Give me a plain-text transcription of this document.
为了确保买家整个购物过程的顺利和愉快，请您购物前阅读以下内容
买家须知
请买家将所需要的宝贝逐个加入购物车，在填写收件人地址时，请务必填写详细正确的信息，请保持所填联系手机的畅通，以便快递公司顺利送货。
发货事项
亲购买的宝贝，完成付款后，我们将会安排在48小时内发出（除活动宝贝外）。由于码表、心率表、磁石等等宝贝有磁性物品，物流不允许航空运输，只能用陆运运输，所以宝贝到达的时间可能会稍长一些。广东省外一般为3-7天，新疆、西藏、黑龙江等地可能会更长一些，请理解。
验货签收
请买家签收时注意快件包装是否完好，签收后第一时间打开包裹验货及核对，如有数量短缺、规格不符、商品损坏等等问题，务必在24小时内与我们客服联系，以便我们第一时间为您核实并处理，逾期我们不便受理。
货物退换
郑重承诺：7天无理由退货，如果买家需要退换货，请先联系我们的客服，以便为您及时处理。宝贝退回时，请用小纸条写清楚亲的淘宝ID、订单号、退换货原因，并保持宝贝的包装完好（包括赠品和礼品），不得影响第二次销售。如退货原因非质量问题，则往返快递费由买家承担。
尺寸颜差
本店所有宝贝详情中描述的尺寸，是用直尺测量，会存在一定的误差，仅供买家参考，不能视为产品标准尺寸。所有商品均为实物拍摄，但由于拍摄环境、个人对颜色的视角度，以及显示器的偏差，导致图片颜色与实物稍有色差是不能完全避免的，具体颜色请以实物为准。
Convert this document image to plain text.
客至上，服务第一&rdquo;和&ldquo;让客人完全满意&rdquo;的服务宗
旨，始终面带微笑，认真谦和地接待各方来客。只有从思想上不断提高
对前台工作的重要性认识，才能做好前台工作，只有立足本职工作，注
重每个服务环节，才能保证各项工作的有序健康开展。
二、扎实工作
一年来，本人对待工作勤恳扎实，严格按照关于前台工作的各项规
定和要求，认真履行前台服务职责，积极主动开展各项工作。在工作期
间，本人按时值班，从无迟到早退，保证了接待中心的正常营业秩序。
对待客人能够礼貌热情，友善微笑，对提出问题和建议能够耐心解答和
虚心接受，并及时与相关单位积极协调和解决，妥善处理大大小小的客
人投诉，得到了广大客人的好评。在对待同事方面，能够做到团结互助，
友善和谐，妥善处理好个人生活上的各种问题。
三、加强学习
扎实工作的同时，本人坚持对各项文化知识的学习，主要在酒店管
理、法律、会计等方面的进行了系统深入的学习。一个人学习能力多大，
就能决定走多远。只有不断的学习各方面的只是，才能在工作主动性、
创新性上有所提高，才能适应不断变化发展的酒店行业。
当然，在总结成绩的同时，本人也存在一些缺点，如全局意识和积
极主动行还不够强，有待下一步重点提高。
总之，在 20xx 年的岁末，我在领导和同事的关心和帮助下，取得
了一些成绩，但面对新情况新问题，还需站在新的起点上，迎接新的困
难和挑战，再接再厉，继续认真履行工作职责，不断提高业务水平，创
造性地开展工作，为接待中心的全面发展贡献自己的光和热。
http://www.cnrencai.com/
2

++++

- **Exercise**:
Your task is to return, exactly and on their own, the lines from the one containing "Convert this document image to plain text." through the last line of the listing.

- **Output below**:
Convert this document image to plain text.
客至上，服务第一&rdquo;和&ldquo;让客人完全满意&rdquo;的服务宗
旨，始终面带微笑，认真谦和地接待各方来客。只有从思想上不断提高
对前台工作的重要性认识，才能做好前台工作，只有立足本职工作，注
重每个服务环节，才能保证各项工作的有序健康开展。
二、扎实工作
一年来，本人对待工作勤恳扎实，严格按照关于前台工作的各项规
定和要求，认真履行前台服务职责，积极主动开展各项工作。在工作期
间，本人按时值班，从无迟到早退，保证了接待中心的正常营业秩序。
对待客人能够礼貌热情，友善微笑，对提出问题和建议能够耐心解答和
虚心接受，并及时与相关单位积极协调和解决，妥善处理大大小小的客
人投诉，得到了广大客人的好评。在对待同事方面，能够做到团结互助，
友善和谐，妥善处理好个人生活上的各种问题。
三、加强学习
扎实工作的同时，本人坚持对各项文化知识的学习，主要在酒店管
理、法律、会计等方面的进行了系统深入的学习。一个人学习能力多大，
就能决定走多远。只有不断的学习各方面的只是，才能在工作主动性、
创新性上有所提高，才能适应不断变化发展的酒店行业。
当然，在总结成绩的同时，本人也存在一些缺点，如全局意识和积
极主动行还不够强，有待下一步重点提高。
总之，在 20xx 年的岁末，我在领导和同事的关心和帮助下，取得
了一些成绩，但面对新情况新问题，还需站在新的起点上，迎接新的困
难和挑战，再接再厉，继续认真履行工作职责，不断提高业务水平，创
造性地开展工作，为接待中心的全面发展贡献自己的光和热。
http://www.cnrencai.com/
2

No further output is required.